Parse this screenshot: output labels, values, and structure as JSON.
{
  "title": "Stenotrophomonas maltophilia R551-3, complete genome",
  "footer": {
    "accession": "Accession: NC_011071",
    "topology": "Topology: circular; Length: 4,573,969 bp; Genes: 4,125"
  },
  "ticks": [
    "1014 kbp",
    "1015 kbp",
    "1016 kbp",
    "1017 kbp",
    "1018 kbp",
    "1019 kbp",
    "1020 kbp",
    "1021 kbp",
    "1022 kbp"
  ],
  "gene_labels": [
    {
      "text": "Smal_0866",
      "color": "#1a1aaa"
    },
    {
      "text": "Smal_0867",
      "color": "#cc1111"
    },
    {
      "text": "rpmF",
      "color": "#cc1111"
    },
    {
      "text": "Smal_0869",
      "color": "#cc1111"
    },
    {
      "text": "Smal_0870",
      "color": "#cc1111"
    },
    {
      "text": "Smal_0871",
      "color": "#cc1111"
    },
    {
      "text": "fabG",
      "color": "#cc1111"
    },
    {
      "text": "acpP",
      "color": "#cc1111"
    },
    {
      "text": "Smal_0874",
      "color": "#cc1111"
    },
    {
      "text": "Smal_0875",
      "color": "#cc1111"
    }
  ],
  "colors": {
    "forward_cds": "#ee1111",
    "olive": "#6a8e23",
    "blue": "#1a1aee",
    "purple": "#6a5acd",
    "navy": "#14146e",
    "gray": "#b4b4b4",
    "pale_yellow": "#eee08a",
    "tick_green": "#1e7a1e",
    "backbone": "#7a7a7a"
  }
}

::::

> [What to produce]: Return all the data above, unaltered and complete.

> [Exercise answer]:
Parse this screenshot: output labels, values, and structure as JSON.
{
  "title": "Stenotrophomonas maltophilia R551-3, complete genome",
  "footer": {
    "accession": "Accession: NC_011071",
    "topology": "Topology: circular; Length: 4,573,969 bp; Genes: 4,125"
  },
  "ticks": [
    "1014 kbp",
    "1015 kbp",
    "1016 kbp",
    "1017 kbp",
    "1018 kbp",
    "1019 kbp",
    "1020 kbp",
    "1021 kbp",
    "1022 kbp"
  ],
  "gene_labels": [
    {
      "text": "Smal_0866",
      "color": "#1a1aaa"
    },
    {
      "text": "Smal_0867",
      "color": "#cc1111"
    },
    {
      "text": "rpmF",
      "color": "#cc1111"
    },
    {
      "text": "Smal_0869",
      "color": "#cc1111"
    },
    {
      "text": "Smal_0870",
      "color": "#cc1111"
    },
    {
      "text": "Smal_0871",
      "color": "#cc1111"
    },
    {
      "text": "fabG",
      "color": "#cc1111"
    },
    {
      "text": "acpP",
      "color": "#cc1111"
    },
    {
      "text": "Smal_0874",
      "color": "#cc1111"
    },
    {
      "text": "Smal_0875",
      "color": "#cc1111"
    }
  ],
  "colors": {
    "forward_cds": "#ee1111",
    "olive": "#6a8e23",
    "blue": "#1a1aee",
    "purple": "#6a5acd",
    "navy": "#14146e",
    "gray": "#b4b4b4",
    "pale_yellow": "#eee08a",
    "tick_green": "#1e7a1e",
    "backbone": "#7a7a7a"
  }
}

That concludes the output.